[Data tied to figure images]
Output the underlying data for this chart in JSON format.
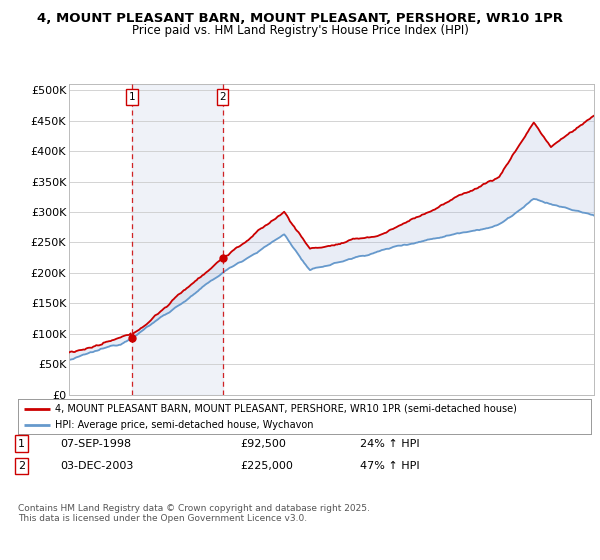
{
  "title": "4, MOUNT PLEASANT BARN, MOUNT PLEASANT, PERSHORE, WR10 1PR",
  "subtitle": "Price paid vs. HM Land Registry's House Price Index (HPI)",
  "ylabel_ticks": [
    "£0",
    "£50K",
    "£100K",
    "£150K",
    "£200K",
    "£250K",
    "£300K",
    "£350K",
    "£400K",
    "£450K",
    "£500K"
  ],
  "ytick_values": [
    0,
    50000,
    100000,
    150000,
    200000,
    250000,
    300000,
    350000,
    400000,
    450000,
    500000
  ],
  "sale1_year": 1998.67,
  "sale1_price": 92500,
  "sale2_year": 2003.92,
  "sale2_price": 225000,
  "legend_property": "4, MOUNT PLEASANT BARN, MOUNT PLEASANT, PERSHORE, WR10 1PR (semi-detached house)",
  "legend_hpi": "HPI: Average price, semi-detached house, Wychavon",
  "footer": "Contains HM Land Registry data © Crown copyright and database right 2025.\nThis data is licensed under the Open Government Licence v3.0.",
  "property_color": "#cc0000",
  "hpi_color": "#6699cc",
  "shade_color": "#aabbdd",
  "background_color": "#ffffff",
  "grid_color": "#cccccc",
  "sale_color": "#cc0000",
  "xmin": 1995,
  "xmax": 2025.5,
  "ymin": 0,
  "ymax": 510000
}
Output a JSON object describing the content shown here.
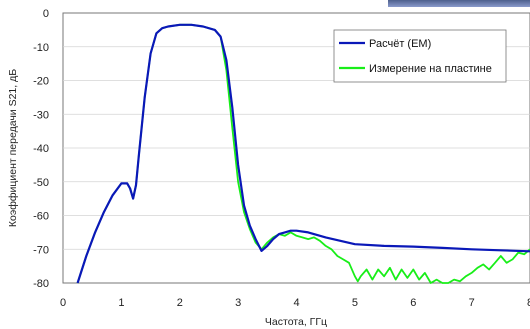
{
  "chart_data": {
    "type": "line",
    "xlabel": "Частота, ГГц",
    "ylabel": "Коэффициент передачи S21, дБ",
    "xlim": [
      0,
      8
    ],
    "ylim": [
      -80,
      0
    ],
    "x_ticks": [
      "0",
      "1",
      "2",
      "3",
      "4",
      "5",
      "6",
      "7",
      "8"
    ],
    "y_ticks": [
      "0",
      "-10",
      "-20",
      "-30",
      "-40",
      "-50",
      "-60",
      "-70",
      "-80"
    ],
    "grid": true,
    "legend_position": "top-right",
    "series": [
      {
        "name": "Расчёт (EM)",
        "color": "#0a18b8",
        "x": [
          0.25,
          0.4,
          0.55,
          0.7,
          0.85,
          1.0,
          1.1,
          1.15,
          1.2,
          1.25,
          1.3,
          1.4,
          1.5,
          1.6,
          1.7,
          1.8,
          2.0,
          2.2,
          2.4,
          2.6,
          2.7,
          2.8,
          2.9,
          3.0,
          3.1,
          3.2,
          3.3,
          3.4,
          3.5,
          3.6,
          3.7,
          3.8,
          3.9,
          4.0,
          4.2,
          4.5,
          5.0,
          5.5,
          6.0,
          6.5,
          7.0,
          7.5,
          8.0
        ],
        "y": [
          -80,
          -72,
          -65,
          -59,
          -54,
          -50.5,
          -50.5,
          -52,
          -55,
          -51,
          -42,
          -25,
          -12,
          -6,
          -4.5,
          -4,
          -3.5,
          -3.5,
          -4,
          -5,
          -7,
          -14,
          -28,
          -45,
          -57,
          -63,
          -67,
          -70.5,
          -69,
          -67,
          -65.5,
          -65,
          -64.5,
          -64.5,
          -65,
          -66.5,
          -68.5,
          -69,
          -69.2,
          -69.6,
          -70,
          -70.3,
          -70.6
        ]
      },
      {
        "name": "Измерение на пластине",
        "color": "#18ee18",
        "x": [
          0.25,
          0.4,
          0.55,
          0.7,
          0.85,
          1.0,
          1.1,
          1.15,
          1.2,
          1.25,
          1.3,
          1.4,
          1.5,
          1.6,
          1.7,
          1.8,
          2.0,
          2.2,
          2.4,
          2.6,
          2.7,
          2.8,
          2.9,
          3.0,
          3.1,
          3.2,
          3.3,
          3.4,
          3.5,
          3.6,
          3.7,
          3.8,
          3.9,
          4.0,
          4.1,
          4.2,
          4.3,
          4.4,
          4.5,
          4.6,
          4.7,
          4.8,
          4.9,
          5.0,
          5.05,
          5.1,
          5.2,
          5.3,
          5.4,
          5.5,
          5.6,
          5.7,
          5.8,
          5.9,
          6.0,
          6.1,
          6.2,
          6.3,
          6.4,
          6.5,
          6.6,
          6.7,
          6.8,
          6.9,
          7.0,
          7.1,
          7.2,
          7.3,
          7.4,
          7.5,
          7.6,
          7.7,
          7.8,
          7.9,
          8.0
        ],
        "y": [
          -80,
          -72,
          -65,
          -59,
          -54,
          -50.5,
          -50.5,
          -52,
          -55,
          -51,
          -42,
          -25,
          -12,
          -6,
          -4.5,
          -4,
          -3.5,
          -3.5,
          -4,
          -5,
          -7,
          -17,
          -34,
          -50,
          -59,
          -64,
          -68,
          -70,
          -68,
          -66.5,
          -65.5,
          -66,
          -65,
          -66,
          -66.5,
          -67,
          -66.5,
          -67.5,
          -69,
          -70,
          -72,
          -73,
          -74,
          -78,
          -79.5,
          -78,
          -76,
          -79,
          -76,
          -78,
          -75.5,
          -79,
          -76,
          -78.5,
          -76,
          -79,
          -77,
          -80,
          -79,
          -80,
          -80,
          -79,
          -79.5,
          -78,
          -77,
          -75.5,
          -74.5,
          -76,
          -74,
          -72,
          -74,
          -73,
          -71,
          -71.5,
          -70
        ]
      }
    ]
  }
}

**TASK TO COMPLETE**
Using the listing above, pull out all lines that hold the word "PERSHORE".

**OUTPUT BELOW**
  "title": "4, MOUNT PLEASANT BARN, MOUNT PLEASANT, PERSHORE, WR10 1PR",
  "legend_property": "4, MOUNT PLEASANT BARN, MOUNT PLEASANT, PERSHORE, WR10 1PR (semi-detached house)",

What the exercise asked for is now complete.